GIVEN INSTRUCTION | Reproduce every line of the material below, but drop the pictures.

Data items |
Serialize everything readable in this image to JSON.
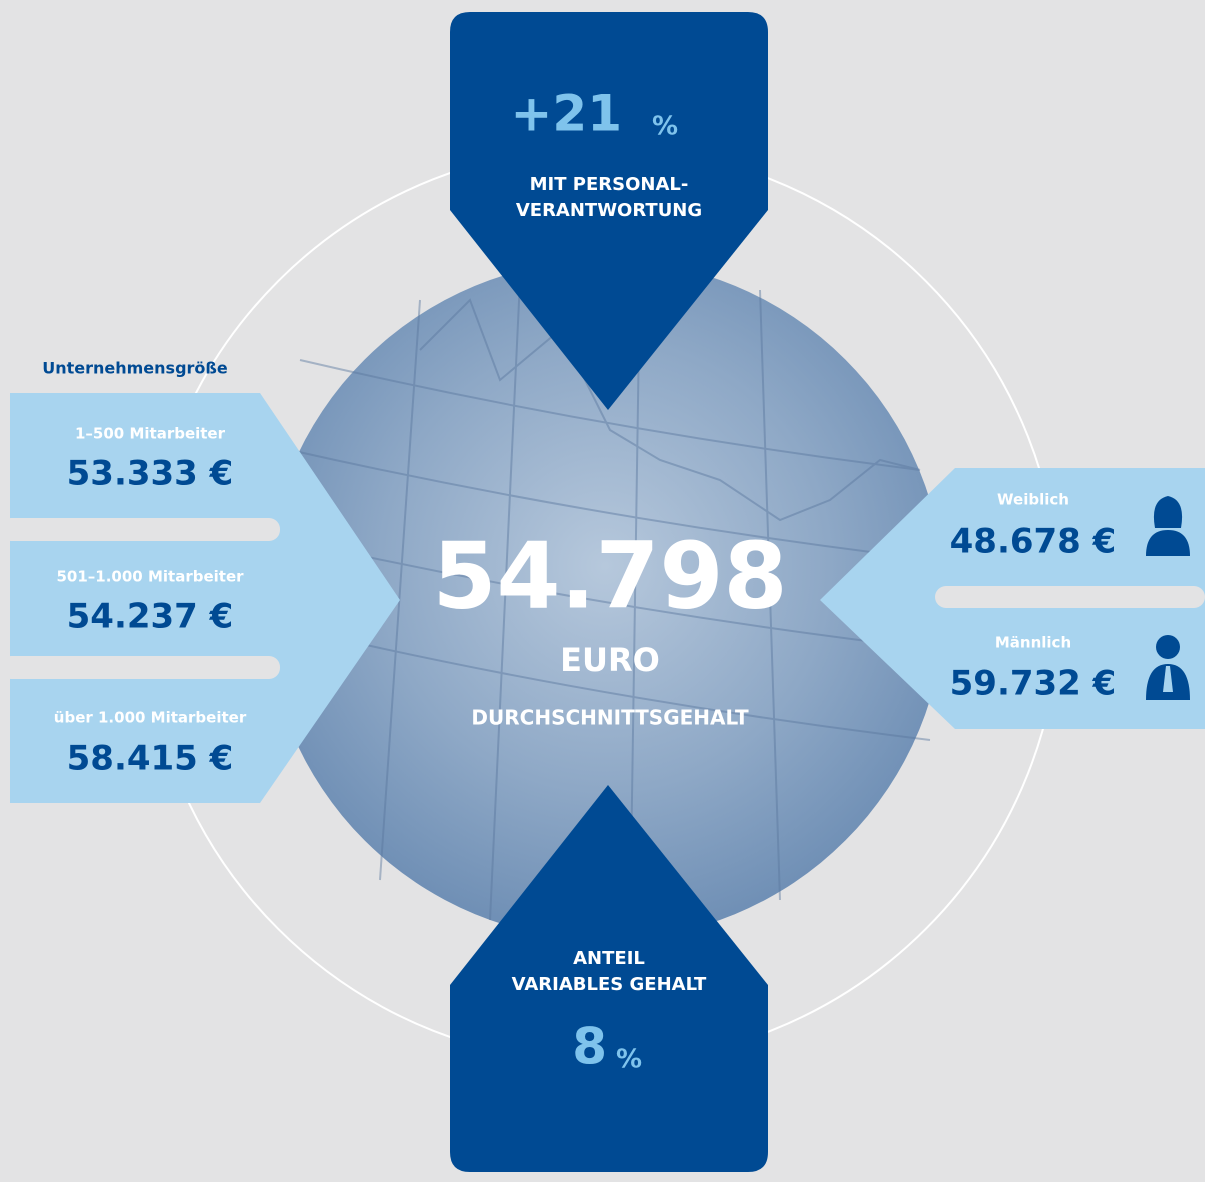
{
  "top": {
    "value": "+21",
    "unit": "%",
    "label_lines": [
      "MIT PERSONAL-",
      "VERANTWORTUNG"
    ]
  },
  "company_size": {
    "title": "Unternehmensgröße",
    "items": [
      {
        "label": "1–500 Mitarbeiter",
        "value": "53.333 €"
      },
      {
        "label": "501–1.000 Mitarbeiter",
        "value": "54.237 €"
      },
      {
        "label": "über 1.000 Mitarbeiter",
        "value": "58.415 €"
      }
    ]
  },
  "center": {
    "value": "54.798",
    "unit": "EURO",
    "label": "DURCHSCHNITTSGEHALT"
  },
  "gender": {
    "items": [
      {
        "label": "Weiblich",
        "value": "48.678 €"
      },
      {
        "label": "Männlich",
        "value": "59.732 €"
      }
    ]
  },
  "bottom": {
    "label_lines": [
      "ANTEIL",
      "VARIABLES GEHALT"
    ],
    "value": "8",
    "unit": "%"
  }
}
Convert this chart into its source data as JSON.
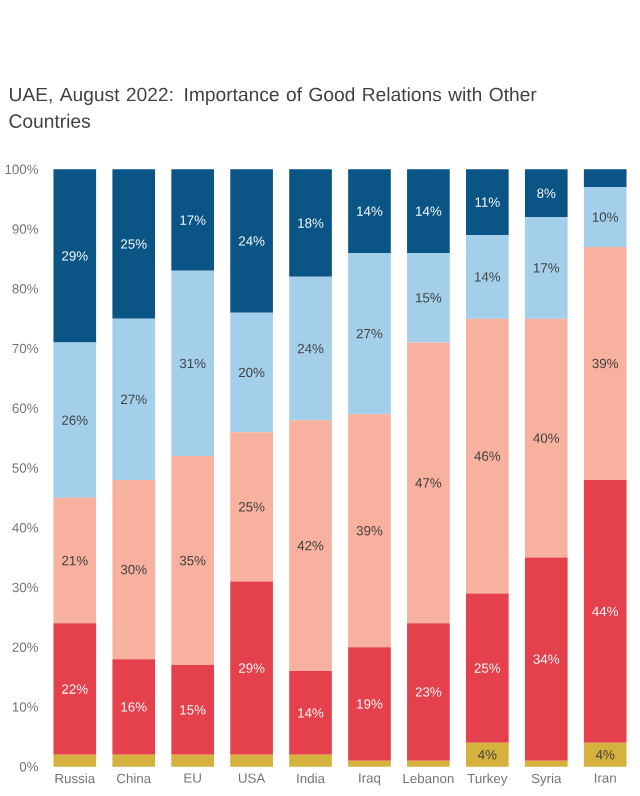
{
  "chart_data": {
    "type": "bar",
    "stacked": true,
    "title": "UAE, August 2022: Importance of Good Relations with Other Countries",
    "categories": [
      "Russia",
      "China",
      "EU",
      "USA",
      "India",
      "Iraq",
      "Lebanon",
      "Turkey",
      "Syria",
      "Iran"
    ],
    "series": [
      {
        "color": "#d5b13d",
        "values": [
          2,
          2,
          2,
          2,
          2,
          1,
          1,
          4,
          1,
          4
        ],
        "value_labels": [
          null,
          null,
          null,
          null,
          null,
          null,
          null,
          "4%",
          null,
          "4%"
        ]
      },
      {
        "color": "#e5414c",
        "values": [
          22,
          16,
          15,
          29,
          14,
          19,
          23,
          25,
          34,
          44
        ],
        "value_labels": [
          "22%",
          "16%",
          "15%",
          "29%",
          "14%",
          "19%",
          "23%",
          "25%",
          "34%",
          "44%"
        ]
      },
      {
        "color": "#f8b09f",
        "values": [
          21,
          30,
          35,
          25,
          42,
          39,
          47,
          46,
          40,
          39
        ],
        "value_labels": [
          "21%",
          "30%",
          "35%",
          "25%",
          "42%",
          "39%",
          "47%",
          "46%",
          "40%",
          "39%"
        ]
      },
      {
        "color": "#a3cfeb",
        "values": [
          26,
          27,
          31,
          20,
          24,
          27,
          15,
          14,
          17,
          10
        ],
        "value_labels": [
          "26%",
          "27%",
          "31%",
          "20%",
          "24%",
          "27%",
          "15%",
          "14%",
          "17%",
          "10%"
        ]
      },
      {
        "color": "#0a5585",
        "values": [
          29,
          25,
          17,
          24,
          18,
          14,
          14,
          11,
          8,
          3
        ],
        "value_labels": [
          "29%",
          "25%",
          "17%",
          "24%",
          "18%",
          "14%",
          "14%",
          "11%",
          "8%",
          null
        ]
      }
    ],
    "ylim": [
      0,
      100
    ],
    "yticks": [
      {
        "value": 0,
        "label": "0%"
      },
      {
        "value": 10,
        "label": "10%"
      },
      {
        "value": 20,
        "label": "20%"
      },
      {
        "value": 30,
        "label": "30%"
      },
      {
        "value": 40,
        "label": "40%"
      },
      {
        "value": 50,
        "label": "50%"
      },
      {
        "value": 60,
        "label": "60%"
      },
      {
        "value": 70,
        "label": "70%"
      },
      {
        "value": 80,
        "label": "80%"
      },
      {
        "value": 90,
        "label": "90%"
      },
      {
        "value": 100,
        "label": "100%"
      }
    ]
  }
}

REPLY |
Serialize everything readable in this image to JSON.
{
  "top": {
    "value": "+21",
    "unit": "%",
    "label_lines": [
      "MIT PERSONAL-",
      "VERANTWORTUNG"
    ]
  },
  "company_size": {
    "title": "Unternehmensgröße",
    "items": [
      {
        "label": "1–500 Mitarbeiter",
        "value": "53.333 €"
      },
      {
        "label": "501–1.000 Mitarbeiter",
        "value": "54.237 €"
      },
      {
        "label": "über 1.000 Mitarbeiter",
        "value": "58.415 €"
      }
    ]
  },
  "center": {
    "value": "54.798",
    "unit": "EURO",
    "label": "DURCHSCHNITTSGEHALT"
  },
  "gender": {
    "items": [
      {
        "label": "Weiblich",
        "value": "48.678 €"
      },
      {
        "label": "Männlich",
        "value": "59.732 €"
      }
    ]
  },
  "bottom": {
    "label_lines": [
      "ANTEIL",
      "VARIABLES GEHALT"
    ],
    "value": "8",
    "unit": "%"
  }
}
Convert this chart into its source data as JSON.
{
  "chart_data": {
    "type": "bar",
    "stacked": true,
    "title": "UAE, August 2022: Importance of Good Relations with Other Countries",
    "categories": [
      "Russia",
      "China",
      "EU",
      "USA",
      "India",
      "Iraq",
      "Lebanon",
      "Turkey",
      "Syria",
      "Iran"
    ],
    "series": [
      {
        "color": "#d5b13d",
        "values": [
          2,
          2,
          2,
          2,
          2,
          1,
          1,
          4,
          1,
          4
        ],
        "value_labels": [
          null,
          null,
          null,
          null,
          null,
          null,
          null,
          "4%",
          null,
          "4%"
        ]
      },
      {
        "color": "#e5414c",
        "values": [
          22,
          16,
          15,
          29,
          14,
          19,
          23,
          25,
          34,
          44
        ],
        "value_labels": [
          "22%",
          "16%",
          "15%",
          "29%",
          "14%",
          "19%",
          "23%",
          "25%",
          "34%",
          "44%"
        ]
      },
      {
        "color": "#f8b09f",
        "values": [
          21,
          30,
          35,
          25,
          42,
          39,
          47,
          46,
          40,
          39
        ],
        "value_labels": [
          "21%",
          "30%",
          "35%",
          "25%",
          "42%",
          "39%",
          "47%",
          "46%",
          "40%",
          "39%"
        ]
      },
      {
        "color": "#a3cfeb",
        "values": [
          26,
          27,
          31,
          20,
          24,
          27,
          15,
          14,
          17,
          10
        ],
        "value_labels": [
          "26%",
          "27%",
          "31%",
          "20%",
          "24%",
          "27%",
          "15%",
          "14%",
          "17%",
          "10%"
        ]
      },
      {
        "color": "#0a5585",
        "values": [
          29,
          25,
          17,
          24,
          18,
          14,
          14,
          11,
          8,
          3
        ],
        "value_labels": [
          "29%",
          "25%",
          "17%",
          "24%",
          "18%",
          "14%",
          "14%",
          "11%",
          "8%",
          null
        ]
      }
    ],
    "ylim": [
      0,
      100
    ],
    "yticks": [
      {
        "value": 0,
        "label": "0%"
      },
      {
        "value": 10,
        "label": "10%"
      },
      {
        "value": 20,
        "label": "20%"
      },
      {
        "value": 30,
        "label": "30%"
      },
      {
        "value": 40,
        "label": "40%"
      },
      {
        "value": 50,
        "label": "50%"
      },
      {
        "value": 60,
        "label": "60%"
      },
      {
        "value": 70,
        "label": "70%"
      },
      {
        "value": 80,
        "label": "80%"
      },
      {
        "value": 90,
        "label": "90%"
      },
      {
        "value": 100,
        "label": "100%"
      }
    ]
  }
}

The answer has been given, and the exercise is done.